═══ Materials provided ═══
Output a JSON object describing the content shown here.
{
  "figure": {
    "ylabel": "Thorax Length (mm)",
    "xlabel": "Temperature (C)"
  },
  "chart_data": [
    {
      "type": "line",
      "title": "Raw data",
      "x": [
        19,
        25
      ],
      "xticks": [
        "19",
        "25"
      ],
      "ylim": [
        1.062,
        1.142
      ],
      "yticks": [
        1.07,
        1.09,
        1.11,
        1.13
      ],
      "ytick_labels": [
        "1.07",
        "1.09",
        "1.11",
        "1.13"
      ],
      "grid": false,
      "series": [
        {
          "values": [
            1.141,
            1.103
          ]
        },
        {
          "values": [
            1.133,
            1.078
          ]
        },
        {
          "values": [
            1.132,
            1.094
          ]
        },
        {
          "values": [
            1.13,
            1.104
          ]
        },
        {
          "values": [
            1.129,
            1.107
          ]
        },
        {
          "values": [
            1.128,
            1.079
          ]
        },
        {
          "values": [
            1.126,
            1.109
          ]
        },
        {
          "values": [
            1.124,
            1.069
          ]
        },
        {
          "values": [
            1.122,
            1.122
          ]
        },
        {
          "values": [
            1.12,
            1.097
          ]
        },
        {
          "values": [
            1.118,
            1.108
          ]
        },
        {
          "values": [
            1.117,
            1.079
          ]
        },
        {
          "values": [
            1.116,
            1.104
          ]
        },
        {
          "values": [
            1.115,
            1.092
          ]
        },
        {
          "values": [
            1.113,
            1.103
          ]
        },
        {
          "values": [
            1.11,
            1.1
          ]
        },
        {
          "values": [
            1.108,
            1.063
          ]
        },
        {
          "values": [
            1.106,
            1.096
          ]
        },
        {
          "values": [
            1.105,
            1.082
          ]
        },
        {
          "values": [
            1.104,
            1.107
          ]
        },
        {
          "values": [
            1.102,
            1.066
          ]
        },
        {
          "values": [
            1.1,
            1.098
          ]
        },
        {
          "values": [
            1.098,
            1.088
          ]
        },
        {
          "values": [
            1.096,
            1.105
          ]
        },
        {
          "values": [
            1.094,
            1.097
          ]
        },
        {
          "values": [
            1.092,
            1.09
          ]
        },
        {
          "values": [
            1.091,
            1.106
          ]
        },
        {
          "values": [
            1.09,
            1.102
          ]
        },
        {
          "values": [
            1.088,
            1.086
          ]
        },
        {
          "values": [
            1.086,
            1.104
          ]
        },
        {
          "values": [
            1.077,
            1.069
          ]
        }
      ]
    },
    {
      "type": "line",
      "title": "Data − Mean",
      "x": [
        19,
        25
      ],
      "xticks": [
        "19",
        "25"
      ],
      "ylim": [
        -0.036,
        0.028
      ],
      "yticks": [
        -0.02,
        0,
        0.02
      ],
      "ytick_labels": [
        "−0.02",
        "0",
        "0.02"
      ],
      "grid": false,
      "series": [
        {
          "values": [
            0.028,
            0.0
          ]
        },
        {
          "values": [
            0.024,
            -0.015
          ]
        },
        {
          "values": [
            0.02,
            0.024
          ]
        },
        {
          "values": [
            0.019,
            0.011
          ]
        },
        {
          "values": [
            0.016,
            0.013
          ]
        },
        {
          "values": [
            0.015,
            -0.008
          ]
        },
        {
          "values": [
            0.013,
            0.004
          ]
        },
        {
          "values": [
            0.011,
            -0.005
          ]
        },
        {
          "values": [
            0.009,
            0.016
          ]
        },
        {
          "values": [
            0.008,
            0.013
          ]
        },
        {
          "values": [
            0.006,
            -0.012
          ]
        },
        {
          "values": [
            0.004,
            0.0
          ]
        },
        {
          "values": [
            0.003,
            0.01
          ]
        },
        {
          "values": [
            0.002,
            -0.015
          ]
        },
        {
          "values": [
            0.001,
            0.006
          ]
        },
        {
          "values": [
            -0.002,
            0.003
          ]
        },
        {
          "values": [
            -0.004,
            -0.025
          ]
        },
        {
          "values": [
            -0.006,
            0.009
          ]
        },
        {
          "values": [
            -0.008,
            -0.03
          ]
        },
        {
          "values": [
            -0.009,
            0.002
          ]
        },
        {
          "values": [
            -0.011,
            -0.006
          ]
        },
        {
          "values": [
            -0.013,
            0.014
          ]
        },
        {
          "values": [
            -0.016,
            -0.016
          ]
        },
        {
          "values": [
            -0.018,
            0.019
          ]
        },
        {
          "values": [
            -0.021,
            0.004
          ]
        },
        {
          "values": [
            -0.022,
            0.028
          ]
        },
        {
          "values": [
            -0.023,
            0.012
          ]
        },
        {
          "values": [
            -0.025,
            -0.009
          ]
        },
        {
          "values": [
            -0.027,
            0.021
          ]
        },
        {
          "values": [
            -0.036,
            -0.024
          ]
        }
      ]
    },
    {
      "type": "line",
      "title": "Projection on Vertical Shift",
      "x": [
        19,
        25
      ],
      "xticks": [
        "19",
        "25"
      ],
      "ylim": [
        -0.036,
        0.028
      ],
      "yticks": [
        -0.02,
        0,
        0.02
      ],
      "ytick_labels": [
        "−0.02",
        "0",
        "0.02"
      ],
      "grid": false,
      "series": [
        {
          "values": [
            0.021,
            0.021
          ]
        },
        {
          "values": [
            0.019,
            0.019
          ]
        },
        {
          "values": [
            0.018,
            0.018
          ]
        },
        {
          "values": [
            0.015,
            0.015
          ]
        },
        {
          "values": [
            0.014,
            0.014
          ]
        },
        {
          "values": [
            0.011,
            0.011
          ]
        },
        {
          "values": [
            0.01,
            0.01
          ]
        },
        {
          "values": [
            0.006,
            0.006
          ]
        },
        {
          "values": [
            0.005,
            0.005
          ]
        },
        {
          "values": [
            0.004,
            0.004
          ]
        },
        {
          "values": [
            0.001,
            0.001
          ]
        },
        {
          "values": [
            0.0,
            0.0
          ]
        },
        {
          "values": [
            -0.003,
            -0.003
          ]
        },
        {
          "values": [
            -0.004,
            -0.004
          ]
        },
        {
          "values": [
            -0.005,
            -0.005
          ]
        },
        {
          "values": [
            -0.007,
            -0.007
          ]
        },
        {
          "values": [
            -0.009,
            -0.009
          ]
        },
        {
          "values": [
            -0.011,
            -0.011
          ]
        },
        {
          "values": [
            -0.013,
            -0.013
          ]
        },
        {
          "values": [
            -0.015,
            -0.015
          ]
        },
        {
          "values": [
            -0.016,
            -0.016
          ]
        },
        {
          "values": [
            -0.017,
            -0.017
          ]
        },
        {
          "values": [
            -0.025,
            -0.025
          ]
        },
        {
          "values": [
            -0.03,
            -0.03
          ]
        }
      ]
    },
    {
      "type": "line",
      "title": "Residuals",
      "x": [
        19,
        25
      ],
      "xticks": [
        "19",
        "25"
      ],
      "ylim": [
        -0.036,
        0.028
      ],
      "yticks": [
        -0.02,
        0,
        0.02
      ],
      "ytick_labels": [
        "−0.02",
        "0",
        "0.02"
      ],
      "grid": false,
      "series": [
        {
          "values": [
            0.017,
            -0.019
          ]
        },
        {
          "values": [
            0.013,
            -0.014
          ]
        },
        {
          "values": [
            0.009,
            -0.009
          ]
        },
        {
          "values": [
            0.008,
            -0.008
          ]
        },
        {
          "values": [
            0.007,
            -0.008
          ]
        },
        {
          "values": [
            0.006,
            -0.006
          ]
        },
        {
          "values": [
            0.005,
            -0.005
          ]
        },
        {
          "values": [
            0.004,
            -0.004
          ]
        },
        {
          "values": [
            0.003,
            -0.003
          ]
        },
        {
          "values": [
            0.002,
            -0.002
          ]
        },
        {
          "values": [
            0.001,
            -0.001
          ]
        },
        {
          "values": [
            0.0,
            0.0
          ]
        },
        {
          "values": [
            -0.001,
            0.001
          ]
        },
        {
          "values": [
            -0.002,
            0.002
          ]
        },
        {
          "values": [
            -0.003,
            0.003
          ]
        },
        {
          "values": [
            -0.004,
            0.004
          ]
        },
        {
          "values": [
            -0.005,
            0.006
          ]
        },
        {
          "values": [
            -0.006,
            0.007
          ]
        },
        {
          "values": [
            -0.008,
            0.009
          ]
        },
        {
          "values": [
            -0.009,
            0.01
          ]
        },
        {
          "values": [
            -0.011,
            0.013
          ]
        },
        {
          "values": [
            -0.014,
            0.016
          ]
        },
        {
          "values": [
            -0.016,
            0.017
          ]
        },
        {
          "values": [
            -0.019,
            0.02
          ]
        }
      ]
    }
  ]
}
═══
**What this task involves:**
Pick out the lines containing the word "title" and show them.

**Solution for this problem:**
      "title": "Raw data",
      "title": "Data − Mean",
      "title": "Projection on Vertical Shift",
      "title": "Residuals",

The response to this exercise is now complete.